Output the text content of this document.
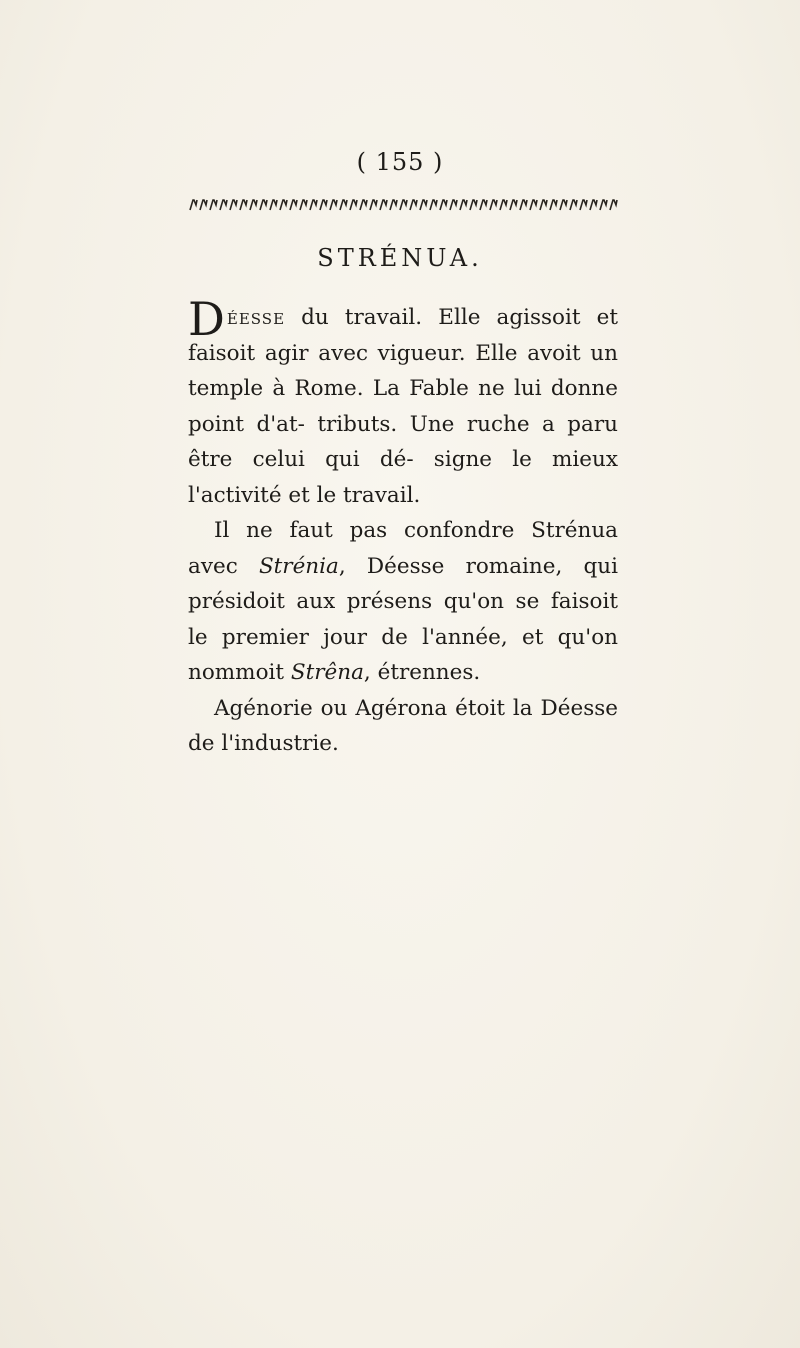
( 155 )
STRÉNUA.

Déesse du travail. Elle agissoit et faisoit agir avec vigueur. Elle avoit un temple à Rome. La Fable ne lui donne point d'at- tributs. Une ruche a paru être celui qui dé- signe le mieux l'activité et le travail.

Il ne faut pas confondre Strénua avec Strénia, Déesse romaine, qui présidoit aux présens qu'on se faisoit le premier jour de l'année, et qu'on nommoit Strêna, étrennes.

Agénorie ou Agérona étoit la Déesse de l'industrie.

**GOAL**
Gather each line of the listing containing the word "avec" and show it.

**FULL RESPONSE**
Déesse du travail. Elle agissoit et faisoit agir avec vigueur. Elle avoit un temple à Rome. La Fable ne lui donne point d'at- tributs. Une ruche a paru être celui qui dé- signe le mieux l'activité et le travail.
Il ne faut pas confondre Strénua avec Strénia, Déesse romaine, qui présidoit aux présens qu'on se faisoit le premier jour de l'année, et qu'on nommoit Strêna, étrennes.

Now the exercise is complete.